------ Information provided
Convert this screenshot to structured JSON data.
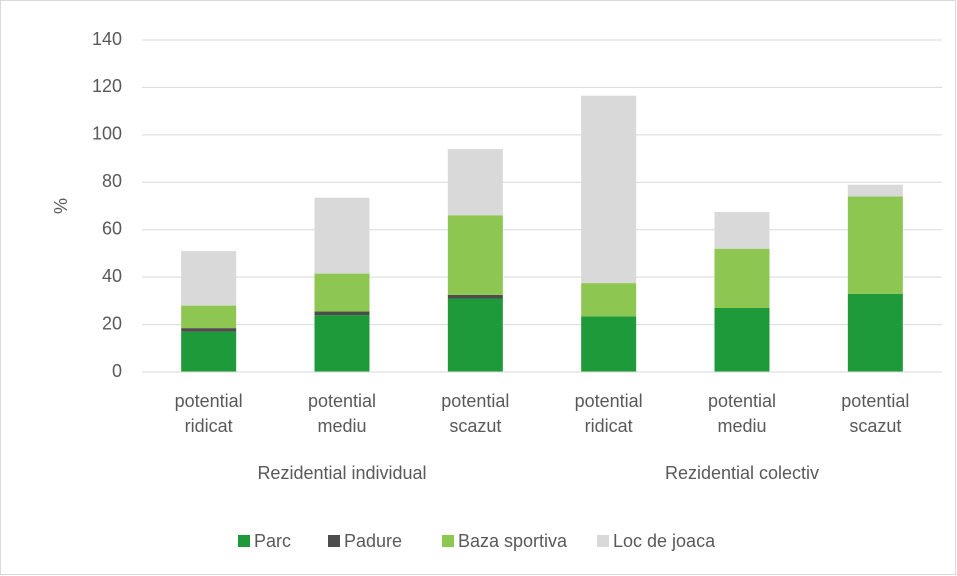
{
  "chart_data": {
    "type": "stacked_bar",
    "ylabel": "%",
    "groups": [
      {
        "name": "Rezidential individual",
        "categories": [
          "potential ridicat",
          "potential mediu",
          "potential scazut"
        ]
      },
      {
        "name": "Rezidential colectiv",
        "categories": [
          "potential ridicat",
          "potential mediu",
          "potential scazut"
        ]
      }
    ],
    "series": [
      {
        "name": "Parc",
        "color": "#1e9a3a",
        "values": [
          17,
          24,
          31,
          23.5,
          27,
          33
        ]
      },
      {
        "name": "Padure",
        "color": "#4d4d4d",
        "values": [
          1.5,
          1.5,
          1.5,
          0,
          0,
          0
        ]
      },
      {
        "name": "Baza sportiva",
        "color": "#8dc650",
        "values": [
          9.5,
          16,
          33.5,
          14,
          25,
          41
        ]
      },
      {
        "name": "Loc de joaca",
        "color": "#d9d9d9",
        "values": [
          23,
          32,
          28,
          79,
          15.5,
          5
        ]
      }
    ],
    "ylim": [
      0,
      140
    ],
    "yticks": [
      0,
      20,
      40,
      60,
      80,
      100,
      120,
      140
    ],
    "grid": true,
    "legend": "bottom"
  }
}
------------
Task statement: Collect each line of the entries that has the word "color", copying it in full.

Response to this exercise:
        "color": "#1e9a3a",
        "color": "#4d4d4d",
        "color": "#8dc650",
        "color": "#d9d9d9",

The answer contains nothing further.